* **WHAT THE EXERCISE ASKS**
Pick out the lines below that contain the string "this" and copy them all.

Data listing
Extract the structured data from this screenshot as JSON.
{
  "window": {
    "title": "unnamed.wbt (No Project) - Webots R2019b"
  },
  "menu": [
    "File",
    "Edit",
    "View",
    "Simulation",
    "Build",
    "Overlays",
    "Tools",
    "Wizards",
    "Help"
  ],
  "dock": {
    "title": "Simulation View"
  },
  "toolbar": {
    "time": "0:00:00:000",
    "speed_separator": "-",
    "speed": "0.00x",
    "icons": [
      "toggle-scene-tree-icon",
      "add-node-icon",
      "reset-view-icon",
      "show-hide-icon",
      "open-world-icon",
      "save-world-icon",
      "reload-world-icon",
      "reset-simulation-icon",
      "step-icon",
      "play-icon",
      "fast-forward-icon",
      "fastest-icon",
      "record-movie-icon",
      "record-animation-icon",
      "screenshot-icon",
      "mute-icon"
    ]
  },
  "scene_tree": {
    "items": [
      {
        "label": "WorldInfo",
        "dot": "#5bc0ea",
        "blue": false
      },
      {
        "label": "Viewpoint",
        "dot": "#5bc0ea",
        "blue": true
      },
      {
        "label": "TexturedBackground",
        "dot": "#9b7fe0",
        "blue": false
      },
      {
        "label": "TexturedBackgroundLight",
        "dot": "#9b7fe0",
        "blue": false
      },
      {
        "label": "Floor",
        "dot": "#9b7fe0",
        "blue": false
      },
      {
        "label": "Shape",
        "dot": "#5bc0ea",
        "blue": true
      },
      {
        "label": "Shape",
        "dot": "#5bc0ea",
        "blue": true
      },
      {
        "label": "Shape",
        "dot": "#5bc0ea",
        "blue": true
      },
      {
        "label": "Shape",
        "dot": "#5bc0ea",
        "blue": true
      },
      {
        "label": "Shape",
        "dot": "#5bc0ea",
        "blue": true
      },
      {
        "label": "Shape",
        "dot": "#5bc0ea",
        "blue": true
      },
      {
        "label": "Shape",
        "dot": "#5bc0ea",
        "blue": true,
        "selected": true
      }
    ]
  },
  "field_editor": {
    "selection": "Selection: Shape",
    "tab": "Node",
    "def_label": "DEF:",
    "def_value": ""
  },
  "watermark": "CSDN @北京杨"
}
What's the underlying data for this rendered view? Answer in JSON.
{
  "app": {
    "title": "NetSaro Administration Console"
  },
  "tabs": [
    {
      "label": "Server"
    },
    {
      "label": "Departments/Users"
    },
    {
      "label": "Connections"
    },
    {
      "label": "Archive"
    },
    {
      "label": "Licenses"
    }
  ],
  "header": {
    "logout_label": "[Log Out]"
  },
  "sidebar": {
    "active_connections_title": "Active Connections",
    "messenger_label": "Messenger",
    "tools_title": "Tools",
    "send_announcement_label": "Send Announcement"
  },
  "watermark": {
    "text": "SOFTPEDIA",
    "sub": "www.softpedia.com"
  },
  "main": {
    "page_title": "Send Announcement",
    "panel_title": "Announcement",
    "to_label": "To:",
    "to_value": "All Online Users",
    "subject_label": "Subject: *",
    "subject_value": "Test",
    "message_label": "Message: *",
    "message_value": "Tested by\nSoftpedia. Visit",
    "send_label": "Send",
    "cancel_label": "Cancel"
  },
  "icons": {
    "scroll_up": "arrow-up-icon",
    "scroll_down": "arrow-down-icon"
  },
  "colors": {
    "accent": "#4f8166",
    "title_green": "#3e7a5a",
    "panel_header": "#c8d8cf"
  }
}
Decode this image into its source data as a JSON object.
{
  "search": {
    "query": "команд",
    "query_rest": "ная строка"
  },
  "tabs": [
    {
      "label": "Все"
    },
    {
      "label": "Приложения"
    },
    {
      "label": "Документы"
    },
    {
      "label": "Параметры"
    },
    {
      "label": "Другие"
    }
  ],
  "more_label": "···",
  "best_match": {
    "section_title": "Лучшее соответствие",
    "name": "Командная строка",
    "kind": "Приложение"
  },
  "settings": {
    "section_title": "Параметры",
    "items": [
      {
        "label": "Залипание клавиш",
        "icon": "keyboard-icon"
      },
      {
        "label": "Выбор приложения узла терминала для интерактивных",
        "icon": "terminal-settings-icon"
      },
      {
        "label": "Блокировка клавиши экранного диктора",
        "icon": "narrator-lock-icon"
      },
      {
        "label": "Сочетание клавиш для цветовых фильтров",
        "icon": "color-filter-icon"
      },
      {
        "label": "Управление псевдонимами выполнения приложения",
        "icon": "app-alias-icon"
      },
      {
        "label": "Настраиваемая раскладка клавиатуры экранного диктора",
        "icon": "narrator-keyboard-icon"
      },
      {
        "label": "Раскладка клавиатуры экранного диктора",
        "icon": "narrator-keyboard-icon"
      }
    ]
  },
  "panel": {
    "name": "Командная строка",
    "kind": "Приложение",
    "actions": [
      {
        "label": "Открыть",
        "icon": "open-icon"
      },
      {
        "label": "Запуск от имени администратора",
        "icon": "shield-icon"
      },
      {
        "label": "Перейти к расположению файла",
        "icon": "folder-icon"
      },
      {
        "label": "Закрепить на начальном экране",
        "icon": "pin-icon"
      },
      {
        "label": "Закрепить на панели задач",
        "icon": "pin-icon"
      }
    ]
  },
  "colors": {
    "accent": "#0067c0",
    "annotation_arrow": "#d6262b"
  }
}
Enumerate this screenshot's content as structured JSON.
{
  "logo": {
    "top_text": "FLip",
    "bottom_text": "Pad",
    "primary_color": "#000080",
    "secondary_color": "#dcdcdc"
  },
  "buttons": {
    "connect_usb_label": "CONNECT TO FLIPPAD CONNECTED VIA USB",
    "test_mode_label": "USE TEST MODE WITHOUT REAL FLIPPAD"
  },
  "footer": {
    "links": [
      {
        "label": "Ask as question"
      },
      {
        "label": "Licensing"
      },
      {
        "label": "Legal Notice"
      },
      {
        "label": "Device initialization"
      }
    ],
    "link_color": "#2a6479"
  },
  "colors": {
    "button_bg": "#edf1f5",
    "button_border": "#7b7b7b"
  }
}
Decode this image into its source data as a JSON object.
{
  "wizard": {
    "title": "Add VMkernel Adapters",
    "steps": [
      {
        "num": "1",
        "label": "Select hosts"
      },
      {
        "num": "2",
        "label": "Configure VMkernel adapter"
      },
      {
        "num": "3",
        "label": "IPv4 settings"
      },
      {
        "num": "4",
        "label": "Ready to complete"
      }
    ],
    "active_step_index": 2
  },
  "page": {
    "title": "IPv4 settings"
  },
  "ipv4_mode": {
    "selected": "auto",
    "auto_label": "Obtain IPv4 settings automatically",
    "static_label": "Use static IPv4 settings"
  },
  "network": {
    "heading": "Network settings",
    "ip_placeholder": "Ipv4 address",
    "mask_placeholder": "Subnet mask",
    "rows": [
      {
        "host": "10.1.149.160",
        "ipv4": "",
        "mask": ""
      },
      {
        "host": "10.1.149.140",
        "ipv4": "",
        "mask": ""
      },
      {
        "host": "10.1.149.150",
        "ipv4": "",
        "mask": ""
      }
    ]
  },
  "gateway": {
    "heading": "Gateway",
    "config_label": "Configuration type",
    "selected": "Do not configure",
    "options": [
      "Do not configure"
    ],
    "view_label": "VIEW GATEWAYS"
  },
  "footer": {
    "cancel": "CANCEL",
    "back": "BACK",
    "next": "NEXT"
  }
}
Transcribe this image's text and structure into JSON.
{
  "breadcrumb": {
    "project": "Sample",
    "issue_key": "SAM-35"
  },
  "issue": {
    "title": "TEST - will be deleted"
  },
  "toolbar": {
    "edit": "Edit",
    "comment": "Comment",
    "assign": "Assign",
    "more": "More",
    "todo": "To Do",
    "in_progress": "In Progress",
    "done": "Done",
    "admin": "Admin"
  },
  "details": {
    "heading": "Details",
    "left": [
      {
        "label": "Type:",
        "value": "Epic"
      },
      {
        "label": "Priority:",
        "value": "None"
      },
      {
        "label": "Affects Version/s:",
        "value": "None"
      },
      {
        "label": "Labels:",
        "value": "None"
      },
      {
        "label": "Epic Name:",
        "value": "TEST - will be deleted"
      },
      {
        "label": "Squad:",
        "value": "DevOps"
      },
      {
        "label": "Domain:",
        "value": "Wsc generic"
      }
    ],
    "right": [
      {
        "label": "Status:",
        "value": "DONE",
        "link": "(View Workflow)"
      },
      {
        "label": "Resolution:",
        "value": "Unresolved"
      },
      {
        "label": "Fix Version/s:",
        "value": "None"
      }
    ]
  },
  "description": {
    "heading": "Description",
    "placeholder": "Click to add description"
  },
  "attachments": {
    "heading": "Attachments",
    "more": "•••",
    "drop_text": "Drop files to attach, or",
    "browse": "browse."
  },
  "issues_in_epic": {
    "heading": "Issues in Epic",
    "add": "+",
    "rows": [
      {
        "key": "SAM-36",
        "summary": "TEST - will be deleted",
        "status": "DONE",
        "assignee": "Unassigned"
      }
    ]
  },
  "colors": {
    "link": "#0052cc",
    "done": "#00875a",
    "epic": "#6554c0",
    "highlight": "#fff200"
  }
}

* **FULL ANSWER**
Extract the structured data from this screenshot as JSON.
What's the underlying data for this rendered view? Answer in JSON.
Decode this image into its source data as a JSON object.
Enumerate this screenshot's content as structured JSON.
Decode this image into its source data as a JSON object.
Transcribe this image's text and structure into JSON.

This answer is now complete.